*The request:* Make a verbatim copy of the entries below; pictures stay out.

(Records about charts and figures)
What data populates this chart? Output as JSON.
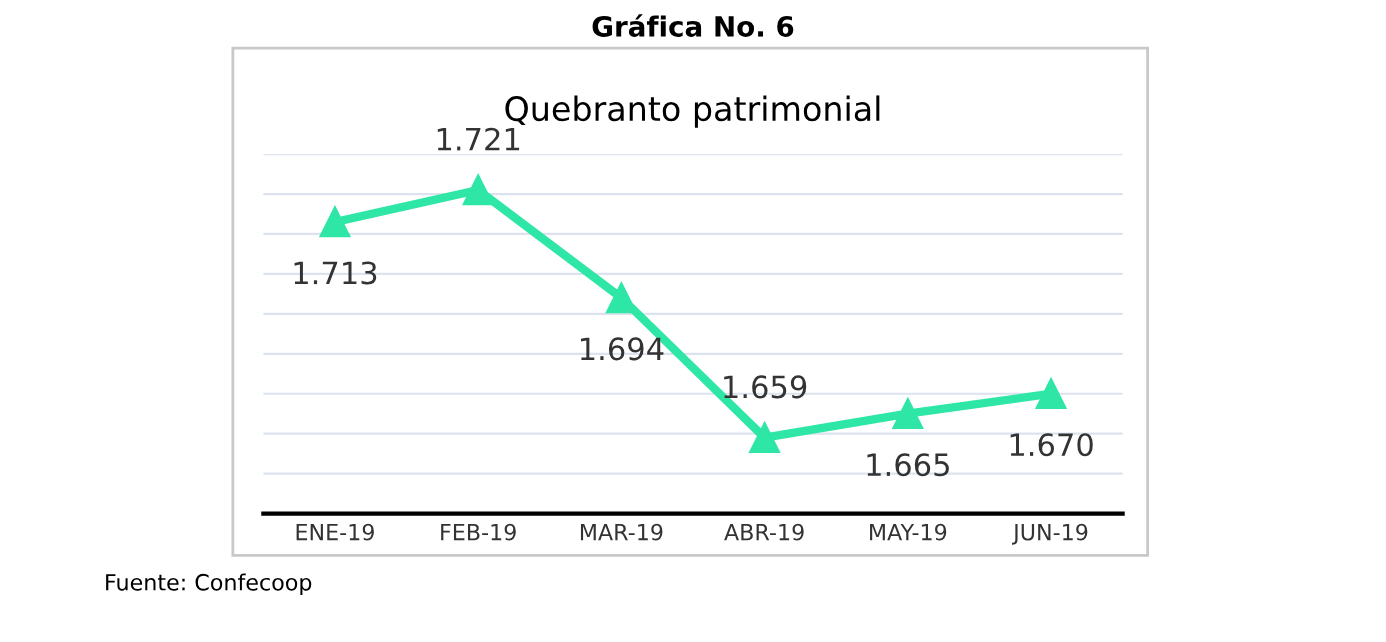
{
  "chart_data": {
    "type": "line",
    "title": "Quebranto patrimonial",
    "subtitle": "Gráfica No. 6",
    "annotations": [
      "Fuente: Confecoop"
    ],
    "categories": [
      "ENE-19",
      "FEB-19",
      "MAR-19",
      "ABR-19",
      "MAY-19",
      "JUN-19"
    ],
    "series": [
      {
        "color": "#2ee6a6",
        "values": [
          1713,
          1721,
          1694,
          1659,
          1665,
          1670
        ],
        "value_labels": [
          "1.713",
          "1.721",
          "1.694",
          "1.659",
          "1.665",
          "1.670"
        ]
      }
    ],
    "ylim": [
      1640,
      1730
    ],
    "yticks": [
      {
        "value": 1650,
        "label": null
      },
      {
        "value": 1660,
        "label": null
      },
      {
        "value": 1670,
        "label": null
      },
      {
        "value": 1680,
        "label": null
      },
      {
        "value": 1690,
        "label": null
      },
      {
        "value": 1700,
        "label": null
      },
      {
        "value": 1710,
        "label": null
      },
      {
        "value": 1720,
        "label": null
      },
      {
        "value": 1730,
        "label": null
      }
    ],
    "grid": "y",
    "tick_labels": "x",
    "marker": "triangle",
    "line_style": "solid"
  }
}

*Solution:*
What data populates this chart? Output as JSON.
{
  "chart_data": {
    "type": "line",
    "title": "Quebranto patrimonial",
    "subtitle": "Gráfica No. 6",
    "annotations": [
      "Fuente: Confecoop"
    ],
    "categories": [
      "ENE-19",
      "FEB-19",
      "MAR-19",
      "ABR-19",
      "MAY-19",
      "JUN-19"
    ],
    "series": [
      {
        "color": "#2ee6a6",
        "values": [
          1713,
          1721,
          1694,
          1659,
          1665,
          1670
        ],
        "value_labels": [
          "1.713",
          "1.721",
          "1.694",
          "1.659",
          "1.665",
          "1.670"
        ]
      }
    ],
    "ylim": [
      1640,
      1730
    ],
    "yticks": [
      {
        "value": 1650,
        "label": null
      },
      {
        "value": 1660,
        "label": null
      },
      {
        "value": 1670,
        "label": null
      },
      {
        "value": 1680,
        "label": null
      },
      {
        "value": 1690,
        "label": null
      },
      {
        "value": 1700,
        "label": null
      },
      {
        "value": 1710,
        "label": null
      },
      {
        "value": 1720,
        "label": null
      },
      {
        "value": 1730,
        "label": null
      }
    ],
    "grid": "y",
    "tick_labels": "x",
    "marker": "triangle",
    "line_style": "solid"
  }
}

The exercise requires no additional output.